EXERCISE DATA
-- BEGIN --
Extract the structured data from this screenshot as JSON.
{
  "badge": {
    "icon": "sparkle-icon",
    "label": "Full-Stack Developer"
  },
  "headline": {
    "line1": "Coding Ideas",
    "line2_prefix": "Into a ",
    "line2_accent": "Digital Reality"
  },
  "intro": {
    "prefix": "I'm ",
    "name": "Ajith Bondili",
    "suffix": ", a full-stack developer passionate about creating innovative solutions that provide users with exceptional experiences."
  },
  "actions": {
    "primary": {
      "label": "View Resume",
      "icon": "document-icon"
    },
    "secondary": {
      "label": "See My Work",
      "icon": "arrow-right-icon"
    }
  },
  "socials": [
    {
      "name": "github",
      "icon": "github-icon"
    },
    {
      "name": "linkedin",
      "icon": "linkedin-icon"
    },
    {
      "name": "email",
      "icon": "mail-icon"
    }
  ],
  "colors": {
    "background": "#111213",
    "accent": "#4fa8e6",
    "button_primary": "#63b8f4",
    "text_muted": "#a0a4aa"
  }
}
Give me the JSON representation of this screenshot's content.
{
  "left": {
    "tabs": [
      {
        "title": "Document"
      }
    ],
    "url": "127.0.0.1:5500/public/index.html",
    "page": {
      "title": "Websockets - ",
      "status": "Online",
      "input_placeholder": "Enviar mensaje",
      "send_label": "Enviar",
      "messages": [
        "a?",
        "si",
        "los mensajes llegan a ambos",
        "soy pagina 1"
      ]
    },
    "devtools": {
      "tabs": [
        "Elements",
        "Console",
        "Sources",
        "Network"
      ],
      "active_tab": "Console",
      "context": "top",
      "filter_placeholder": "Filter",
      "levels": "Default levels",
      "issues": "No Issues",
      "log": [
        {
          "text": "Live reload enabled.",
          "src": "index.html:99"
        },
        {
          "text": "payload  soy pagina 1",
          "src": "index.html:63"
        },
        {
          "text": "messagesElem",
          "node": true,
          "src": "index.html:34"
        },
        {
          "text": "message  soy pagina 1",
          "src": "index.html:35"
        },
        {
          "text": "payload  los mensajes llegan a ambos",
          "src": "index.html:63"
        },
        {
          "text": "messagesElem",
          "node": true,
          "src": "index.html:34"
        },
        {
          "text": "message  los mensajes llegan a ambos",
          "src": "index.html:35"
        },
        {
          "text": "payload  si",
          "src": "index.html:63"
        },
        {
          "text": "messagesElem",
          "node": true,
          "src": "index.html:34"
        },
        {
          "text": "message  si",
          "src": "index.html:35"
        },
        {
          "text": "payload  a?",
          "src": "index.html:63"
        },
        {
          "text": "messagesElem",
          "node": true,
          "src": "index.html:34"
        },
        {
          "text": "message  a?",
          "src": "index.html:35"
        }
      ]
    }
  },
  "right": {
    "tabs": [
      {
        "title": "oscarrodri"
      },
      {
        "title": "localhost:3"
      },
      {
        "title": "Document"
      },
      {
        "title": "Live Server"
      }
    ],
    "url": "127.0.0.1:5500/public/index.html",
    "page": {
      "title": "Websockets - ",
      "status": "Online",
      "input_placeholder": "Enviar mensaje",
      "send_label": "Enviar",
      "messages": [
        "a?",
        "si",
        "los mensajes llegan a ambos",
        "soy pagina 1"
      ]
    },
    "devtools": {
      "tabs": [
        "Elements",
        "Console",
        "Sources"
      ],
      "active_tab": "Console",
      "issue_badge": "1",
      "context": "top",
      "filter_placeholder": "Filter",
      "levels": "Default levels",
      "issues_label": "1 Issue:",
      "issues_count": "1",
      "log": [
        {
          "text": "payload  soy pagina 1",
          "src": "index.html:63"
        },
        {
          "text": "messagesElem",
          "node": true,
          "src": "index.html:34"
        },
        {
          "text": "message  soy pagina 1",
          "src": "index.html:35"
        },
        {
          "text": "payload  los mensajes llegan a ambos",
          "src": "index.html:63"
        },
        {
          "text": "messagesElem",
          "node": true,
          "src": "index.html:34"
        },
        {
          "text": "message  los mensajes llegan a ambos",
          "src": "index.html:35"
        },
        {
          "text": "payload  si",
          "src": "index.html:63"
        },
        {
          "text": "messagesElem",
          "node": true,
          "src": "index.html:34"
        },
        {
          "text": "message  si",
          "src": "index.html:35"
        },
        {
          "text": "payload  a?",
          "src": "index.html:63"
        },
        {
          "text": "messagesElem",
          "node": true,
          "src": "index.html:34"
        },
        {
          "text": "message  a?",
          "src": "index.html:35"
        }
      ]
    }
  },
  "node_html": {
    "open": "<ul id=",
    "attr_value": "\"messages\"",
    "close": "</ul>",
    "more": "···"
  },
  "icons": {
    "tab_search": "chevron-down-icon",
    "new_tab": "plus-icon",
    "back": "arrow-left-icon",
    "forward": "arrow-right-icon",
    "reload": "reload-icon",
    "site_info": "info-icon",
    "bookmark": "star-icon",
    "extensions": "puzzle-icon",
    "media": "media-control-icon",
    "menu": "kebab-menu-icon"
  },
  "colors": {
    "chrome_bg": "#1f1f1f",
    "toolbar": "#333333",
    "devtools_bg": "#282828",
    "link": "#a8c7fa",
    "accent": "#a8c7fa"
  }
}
-- END --
GIVEN PROBLEM
Search the lines above for the string "title", then show every one that has it.

SOLUTION
        "title": "Document"
      "title": "Websockets - ",
        "title": "oscarrodri"
        "title": "localhost:3"
        "title": "Document"
        "title": "Live Server"
      "title": "Websockets - ",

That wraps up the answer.